## Problem statement
Will you give every entry again exactly as it stands?

Collected data:
:::

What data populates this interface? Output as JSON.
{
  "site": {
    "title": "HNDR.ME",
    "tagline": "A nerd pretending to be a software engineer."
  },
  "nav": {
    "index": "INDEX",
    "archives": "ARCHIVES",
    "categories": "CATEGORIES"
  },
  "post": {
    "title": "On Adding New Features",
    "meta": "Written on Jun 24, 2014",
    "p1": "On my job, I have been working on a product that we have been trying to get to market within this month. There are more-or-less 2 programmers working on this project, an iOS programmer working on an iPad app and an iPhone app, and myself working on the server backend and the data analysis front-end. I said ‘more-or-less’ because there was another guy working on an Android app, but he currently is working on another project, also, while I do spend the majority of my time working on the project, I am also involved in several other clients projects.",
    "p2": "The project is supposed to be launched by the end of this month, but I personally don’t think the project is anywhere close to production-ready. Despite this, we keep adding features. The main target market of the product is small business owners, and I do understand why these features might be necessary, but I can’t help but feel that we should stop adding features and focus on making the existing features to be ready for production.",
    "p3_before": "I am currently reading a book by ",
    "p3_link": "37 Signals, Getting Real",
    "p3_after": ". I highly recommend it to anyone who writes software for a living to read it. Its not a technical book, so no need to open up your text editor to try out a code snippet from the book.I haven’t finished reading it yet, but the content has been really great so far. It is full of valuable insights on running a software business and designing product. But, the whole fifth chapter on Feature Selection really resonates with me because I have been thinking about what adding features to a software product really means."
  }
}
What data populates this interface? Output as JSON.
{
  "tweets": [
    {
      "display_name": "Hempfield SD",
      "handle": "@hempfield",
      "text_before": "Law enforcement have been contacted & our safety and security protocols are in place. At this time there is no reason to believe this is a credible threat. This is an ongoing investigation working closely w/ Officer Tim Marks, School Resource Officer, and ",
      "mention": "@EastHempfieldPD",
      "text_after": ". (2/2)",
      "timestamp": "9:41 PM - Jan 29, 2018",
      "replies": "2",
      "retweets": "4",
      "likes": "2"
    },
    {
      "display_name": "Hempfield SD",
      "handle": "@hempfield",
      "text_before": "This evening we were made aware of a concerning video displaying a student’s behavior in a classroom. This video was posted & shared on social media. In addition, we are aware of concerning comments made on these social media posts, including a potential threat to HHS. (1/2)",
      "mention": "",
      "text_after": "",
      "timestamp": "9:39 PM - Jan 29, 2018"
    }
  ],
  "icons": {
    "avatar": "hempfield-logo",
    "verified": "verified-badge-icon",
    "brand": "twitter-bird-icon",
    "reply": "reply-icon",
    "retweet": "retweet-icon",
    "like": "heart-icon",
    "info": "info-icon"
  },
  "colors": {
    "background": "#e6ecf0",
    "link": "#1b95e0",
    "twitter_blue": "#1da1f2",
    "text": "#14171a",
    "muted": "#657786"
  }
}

:::

## Reply to the exercise
What data populates this interface? Output as JSON.
{
  "site": {
    "title": "HNDR.ME",
    "tagline": "A nerd pretending to be a software engineer."
  },
  "nav": {
    "index": "INDEX",
    "archives": "ARCHIVES",
    "categories": "CATEGORIES"
  },
  "post": {
    "title": "On Adding New Features",
    "meta": "Written on Jun 24, 2014",
    "p1": "On my job, I have been working on a product that we have been trying to get to market within this month. There are more-or-less 2 programmers working on this project, an iOS programmer working on an iPad app and an iPhone app, and myself working on the server backend and the data analysis front-end. I said ‘more-or-less’ because there was another guy working on an Android app, but he currently is working on another project, also, while I do spend the majority of my time working on the project, I am also involved in several other clients projects.",
    "p2": "The project is supposed to be launched by the end of this month, but I personally don’t think the project is anywhere close to production-ready. Despite this, we keep adding features. The main target market of the product is small business owners, and I do understand why these features might be necessary, but I can’t help but feel that we should stop adding features and focus on making the existing features to be ready for production.",
    "p3_before": "I am currently reading a book by ",
    "p3_link": "37 Signals, Getting Real",
    "p3_after": ". I highly recommend it to anyone who writes software for a living to read it. Its not a technical book, so no need to open up your text editor to try out a code snippet from the book.I haven’t finished reading it yet, but the content has been really great so far. It is full of valuable insights on running a software business and designing product. But, the whole fifth chapter on Feature Selection really resonates with me because I have been thinking about what adding features to a software product really means."
  }
}
What data populates this interface? Output as JSON.
{
  "tweets": [
    {
      "display_name": "Hempfield SD",
      "handle": "@hempfield",
      "text_before": "Law enforcement have been contacted & our safety and security protocols are in place. At this time there is no reason to believe this is a credible threat. This is an ongoing investigation working closely w/ Officer Tim Marks, School Resource Officer, and ",
      "mention": "@EastHempfieldPD",
      "text_after": ". (2/2)",
      "timestamp": "9:41 PM - Jan 29, 2018",
      "replies": "2",
      "retweets": "4",
      "likes": "2"
    },
    {
      "display_name": "Hempfield SD",
      "handle": "@hempfield",
      "text_before": "This evening we were made aware of a concerning video displaying a student’s behavior in a classroom. This video was posted & shared on social media. In addition, we are aware of concerning comments made on these social media posts, including a potential threat to HHS. (1/2)",
      "mention": "",
      "text_after": "",
      "timestamp": "9:39 PM - Jan 29, 2018"
    }
  ],
  "icons": {
    "avatar": "hempfield-logo",
    "verified": "verified-badge-icon",
    "brand": "twitter-bird-icon",
    "reply": "reply-icon",
    "retweet": "retweet-icon",
    "like": "heart-icon",
    "info": "info-icon"
  },
  "colors": {
    "background": "#e6ecf0",
    "link": "#1b95e0",
    "twitter_blue": "#1da1f2",
    "text": "#14171a",
    "muted": "#657786"
  }
}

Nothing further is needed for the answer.